» **WHAT YOU HAVE TO DO**
Identify all lines below that hold "color" and collect them.

» **EXTRACTED RECORDS**
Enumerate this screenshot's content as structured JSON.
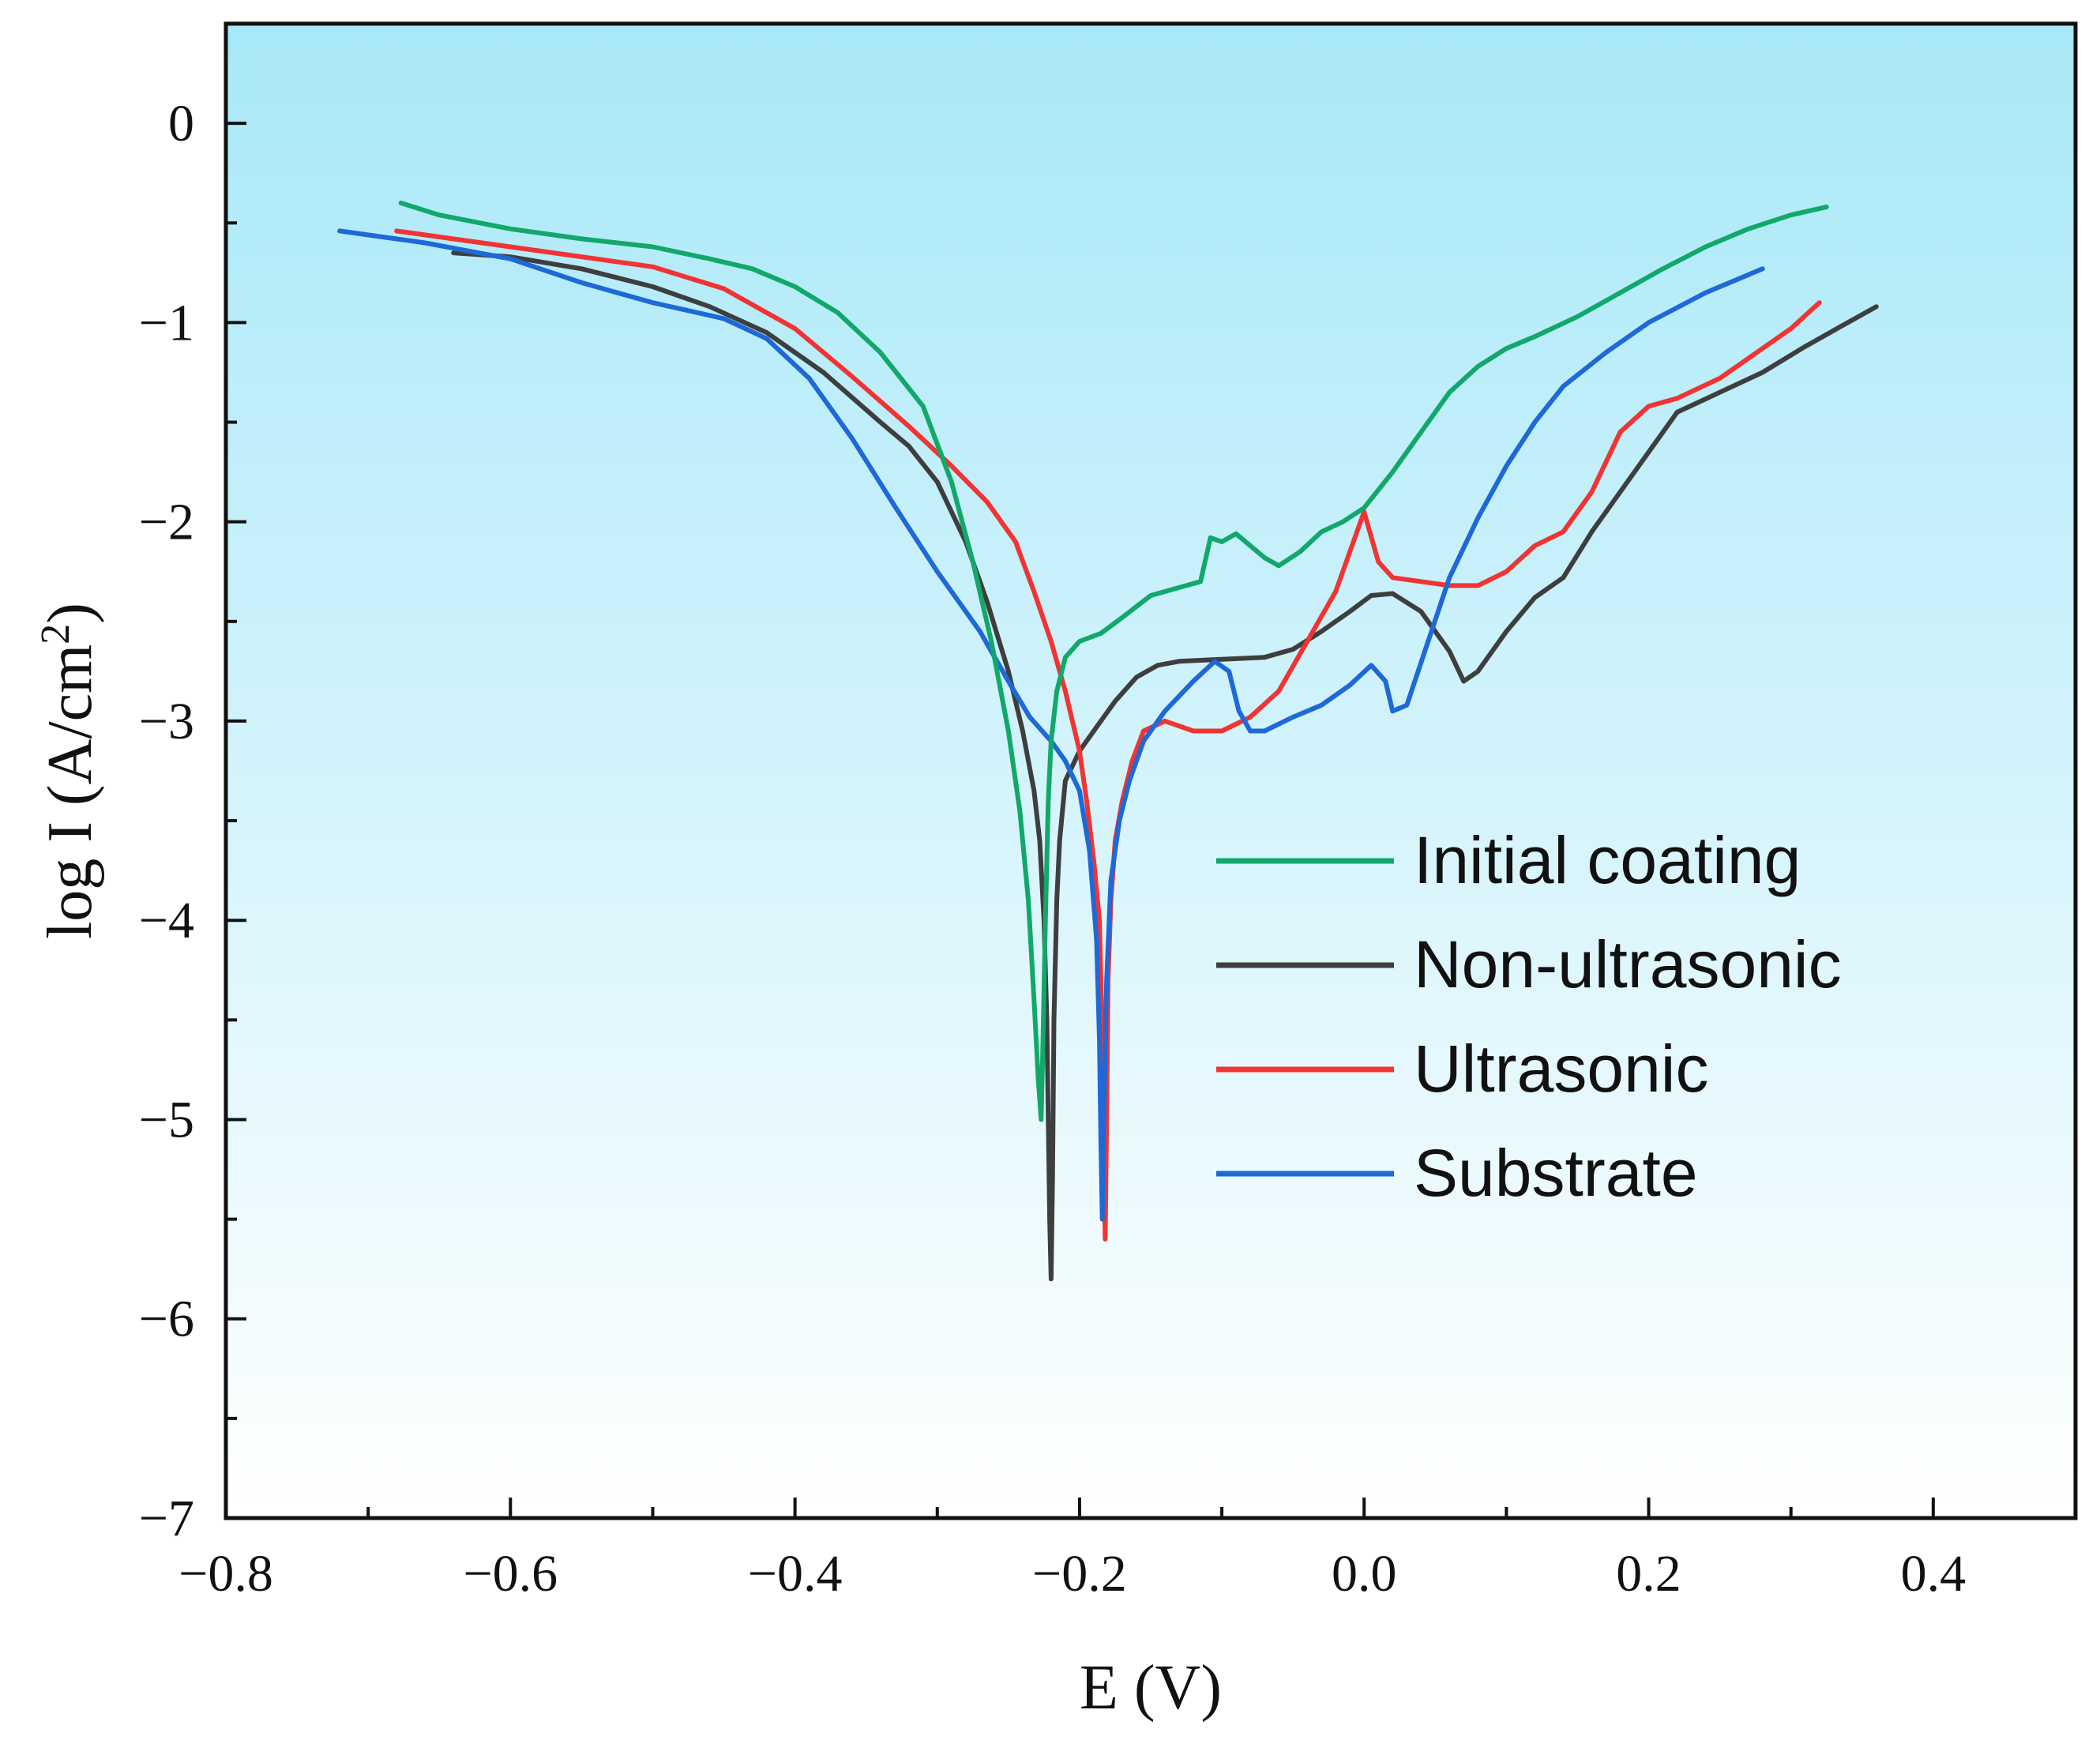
{
  "chart_data": {
    "type": "line",
    "title": "",
    "xlabel": "E (V)",
    "ylabel_main": "log I (A/cm",
    "ylabel_sup": "2",
    "ylabel_close": ")",
    "xlim": [
      -0.8,
      0.5
    ],
    "ylim": [
      -7,
      0.5
    ],
    "xticks": [
      -0.8,
      -0.6,
      -0.4,
      -0.2,
      0.0,
      0.2,
      0.4
    ],
    "xtick_labels": [
      "−0.8",
      "−0.6",
      "−0.4",
      "−0.2",
      "0.0",
      "0.2",
      "0.4"
    ],
    "yticks": [
      0,
      -1,
      -2,
      -3,
      -4,
      -5,
      -6,
      -7
    ],
    "ytick_labels": [
      "0",
      "−1",
      "−2",
      "−3",
      "−4",
      "−5",
      "−6",
      "−7"
    ],
    "grid": false,
    "legend_position": "center-right",
    "background_gradient": [
      "#a8e8f8",
      "#ffffff"
    ],
    "series": [
      {
        "name": "Initial coating",
        "color": "#11a86a",
        "points": [
          [
            -0.677,
            -0.4
          ],
          [
            -0.65,
            -0.46
          ],
          [
            -0.6,
            -0.53
          ],
          [
            -0.55,
            -0.58
          ],
          [
            -0.5,
            -0.62
          ],
          [
            -0.46,
            -0.68
          ],
          [
            -0.43,
            -0.73
          ],
          [
            -0.4,
            -0.82
          ],
          [
            -0.37,
            -0.95
          ],
          [
            -0.34,
            -1.15
          ],
          [
            -0.31,
            -1.42
          ],
          [
            -0.29,
            -1.8
          ],
          [
            -0.275,
            -2.2
          ],
          [
            -0.262,
            -2.6
          ],
          [
            -0.25,
            -3.05
          ],
          [
            -0.242,
            -3.45
          ],
          [
            -0.236,
            -3.9
          ],
          [
            -0.232,
            -4.4
          ],
          [
            -0.229,
            -4.8
          ],
          [
            -0.227,
            -5.0
          ],
          [
            -0.226,
            -4.7
          ],
          [
            -0.224,
            -4.0
          ],
          [
            -0.222,
            -3.4
          ],
          [
            -0.22,
            -3.1
          ],
          [
            -0.216,
            -2.85
          ],
          [
            -0.21,
            -2.68
          ],
          [
            -0.2,
            -2.6
          ],
          [
            -0.185,
            -2.56
          ],
          [
            -0.17,
            -2.48
          ],
          [
            -0.15,
            -2.37
          ],
          [
            -0.13,
            -2.33
          ],
          [
            -0.115,
            -2.3
          ],
          [
            -0.108,
            -2.08
          ],
          [
            -0.1,
            -2.1
          ],
          [
            -0.09,
            -2.06
          ],
          [
            -0.08,
            -2.12
          ],
          [
            -0.07,
            -2.18
          ],
          [
            -0.06,
            -2.22
          ],
          [
            -0.045,
            -2.15
          ],
          [
            -0.03,
            -2.05
          ],
          [
            -0.015,
            -2.0
          ],
          [
            0.0,
            -1.93
          ],
          [
            0.02,
            -1.75
          ],
          [
            0.04,
            -1.55
          ],
          [
            0.06,
            -1.35
          ],
          [
            0.08,
            -1.22
          ],
          [
            0.1,
            -1.13
          ],
          [
            0.12,
            -1.07
          ],
          [
            0.15,
            -0.97
          ],
          [
            0.18,
            -0.85
          ],
          [
            0.21,
            -0.73
          ],
          [
            0.24,
            -0.62
          ],
          [
            0.27,
            -0.53
          ],
          [
            0.3,
            -0.46
          ],
          [
            0.325,
            -0.42
          ]
        ]
      },
      {
        "name": "Non-ultrasonic",
        "color": "#3e3e3e",
        "points": [
          [
            -0.64,
            -0.65
          ],
          [
            -0.6,
            -0.67
          ],
          [
            -0.55,
            -0.73
          ],
          [
            -0.5,
            -0.82
          ],
          [
            -0.46,
            -0.92
          ],
          [
            -0.42,
            -1.05
          ],
          [
            -0.38,
            -1.25
          ],
          [
            -0.34,
            -1.5
          ],
          [
            -0.32,
            -1.62
          ],
          [
            -0.3,
            -1.8
          ],
          [
            -0.28,
            -2.1
          ],
          [
            -0.265,
            -2.4
          ],
          [
            -0.25,
            -2.75
          ],
          [
            -0.24,
            -3.05
          ],
          [
            -0.232,
            -3.35
          ],
          [
            -0.228,
            -3.6
          ],
          [
            -0.225,
            -4.0
          ],
          [
            -0.223,
            -4.5
          ],
          [
            -0.222,
            -5.0
          ],
          [
            -0.221,
            -5.5
          ],
          [
            -0.22,
            -5.8
          ],
          [
            -0.219,
            -5.3
          ],
          [
            -0.218,
            -4.5
          ],
          [
            -0.216,
            -3.9
          ],
          [
            -0.214,
            -3.6
          ],
          [
            -0.21,
            -3.3
          ],
          [
            -0.2,
            -3.15
          ],
          [
            -0.19,
            -3.05
          ],
          [
            -0.175,
            -2.9
          ],
          [
            -0.16,
            -2.78
          ],
          [
            -0.145,
            -2.72
          ],
          [
            -0.13,
            -2.7
          ],
          [
            -0.1,
            -2.69
          ],
          [
            -0.07,
            -2.68
          ],
          [
            -0.05,
            -2.64
          ],
          [
            -0.03,
            -2.55
          ],
          [
            -0.01,
            -2.45
          ],
          [
            0.005,
            -2.37
          ],
          [
            0.02,
            -2.36
          ],
          [
            0.04,
            -2.45
          ],
          [
            0.06,
            -2.65
          ],
          [
            0.07,
            -2.8
          ],
          [
            0.08,
            -2.75
          ],
          [
            0.1,
            -2.55
          ],
          [
            0.12,
            -2.38
          ],
          [
            0.14,
            -2.28
          ],
          [
            0.16,
            -2.05
          ],
          [
            0.19,
            -1.75
          ],
          [
            0.22,
            -1.45
          ],
          [
            0.25,
            -1.35
          ],
          [
            0.28,
            -1.25
          ],
          [
            0.31,
            -1.12
          ],
          [
            0.335,
            -1.02
          ],
          [
            0.36,
            -0.92
          ]
        ]
      },
      {
        "name": "Ultrasonic",
        "color": "#f03434",
        "points": [
          [
            -0.68,
            -0.54
          ],
          [
            -0.62,
            -0.6
          ],
          [
            -0.56,
            -0.66
          ],
          [
            -0.5,
            -0.72
          ],
          [
            -0.45,
            -0.83
          ],
          [
            -0.4,
            -1.03
          ],
          [
            -0.36,
            -1.27
          ],
          [
            -0.32,
            -1.52
          ],
          [
            -0.29,
            -1.72
          ],
          [
            -0.265,
            -1.9
          ],
          [
            -0.245,
            -2.1
          ],
          [
            -0.232,
            -2.35
          ],
          [
            -0.22,
            -2.6
          ],
          [
            -0.21,
            -2.85
          ],
          [
            -0.2,
            -3.15
          ],
          [
            -0.195,
            -3.4
          ],
          [
            -0.19,
            -3.7
          ],
          [
            -0.186,
            -4.0
          ],
          [
            -0.184,
            -4.6
          ],
          [
            -0.183,
            -5.2
          ],
          [
            -0.182,
            -5.6
          ],
          [
            -0.181,
            -5.0
          ],
          [
            -0.18,
            -4.3
          ],
          [
            -0.178,
            -3.9
          ],
          [
            -0.175,
            -3.6
          ],
          [
            -0.17,
            -3.4
          ],
          [
            -0.163,
            -3.2
          ],
          [
            -0.155,
            -3.05
          ],
          [
            -0.14,
            -3.0
          ],
          [
            -0.12,
            -3.05
          ],
          [
            -0.1,
            -3.05
          ],
          [
            -0.08,
            -2.98
          ],
          [
            -0.06,
            -2.85
          ],
          [
            -0.04,
            -2.6
          ],
          [
            -0.02,
            -2.35
          ],
          [
            -0.01,
            -2.15
          ],
          [
            0.0,
            -1.95
          ],
          [
            0.01,
            -2.2
          ],
          [
            0.02,
            -2.28
          ],
          [
            0.04,
            -2.3
          ],
          [
            0.06,
            -2.32
          ],
          [
            0.08,
            -2.32
          ],
          [
            0.1,
            -2.25
          ],
          [
            0.12,
            -2.12
          ],
          [
            0.14,
            -2.05
          ],
          [
            0.16,
            -1.85
          ],
          [
            0.18,
            -1.55
          ],
          [
            0.2,
            -1.42
          ],
          [
            0.22,
            -1.38
          ],
          [
            0.25,
            -1.28
          ],
          [
            0.28,
            -1.13
          ],
          [
            0.3,
            -1.03
          ],
          [
            0.32,
            -0.9
          ]
        ]
      },
      {
        "name": "Substrate",
        "color": "#1e68d8",
        "points": [
          [
            -0.72,
            -0.54
          ],
          [
            -0.66,
            -0.6
          ],
          [
            -0.6,
            -0.68
          ],
          [
            -0.55,
            -0.8
          ],
          [
            -0.5,
            -0.9
          ],
          [
            -0.45,
            -0.98
          ],
          [
            -0.42,
            -1.08
          ],
          [
            -0.39,
            -1.28
          ],
          [
            -0.36,
            -1.58
          ],
          [
            -0.33,
            -1.92
          ],
          [
            -0.3,
            -2.25
          ],
          [
            -0.27,
            -2.55
          ],
          [
            -0.25,
            -2.8
          ],
          [
            -0.235,
            -2.98
          ],
          [
            -0.22,
            -3.1
          ],
          [
            -0.21,
            -3.2
          ],
          [
            -0.2,
            -3.35
          ],
          [
            -0.193,
            -3.65
          ],
          [
            -0.188,
            -4.1
          ],
          [
            -0.186,
            -4.6
          ],
          [
            -0.185,
            -5.1
          ],
          [
            -0.184,
            -5.5
          ],
          [
            -0.183,
            -5.0
          ],
          [
            -0.181,
            -4.3
          ],
          [
            -0.178,
            -3.8
          ],
          [
            -0.172,
            -3.5
          ],
          [
            -0.165,
            -3.3
          ],
          [
            -0.155,
            -3.1
          ],
          [
            -0.14,
            -2.95
          ],
          [
            -0.12,
            -2.8
          ],
          [
            -0.105,
            -2.7
          ],
          [
            -0.095,
            -2.75
          ],
          [
            -0.088,
            -2.95
          ],
          [
            -0.08,
            -3.05
          ],
          [
            -0.07,
            -3.05
          ],
          [
            -0.05,
            -2.98
          ],
          [
            -0.03,
            -2.92
          ],
          [
            -0.01,
            -2.82
          ],
          [
            0.005,
            -2.72
          ],
          [
            0.015,
            -2.8
          ],
          [
            0.02,
            -2.95
          ],
          [
            0.03,
            -2.92
          ],
          [
            0.045,
            -2.6
          ],
          [
            0.06,
            -2.28
          ],
          [
            0.08,
            -1.98
          ],
          [
            0.1,
            -1.72
          ],
          [
            0.12,
            -1.5
          ],
          [
            0.14,
            -1.32
          ],
          [
            0.17,
            -1.15
          ],
          [
            0.2,
            -1.0
          ],
          [
            0.24,
            -0.85
          ],
          [
            0.28,
            -0.73
          ]
        ]
      }
    ]
  }
}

» **SOLUTION**
        "color": "#11a86a",
        "color": "#3e3e3e",
        "color": "#f03434",
        "color": "#1e68d8",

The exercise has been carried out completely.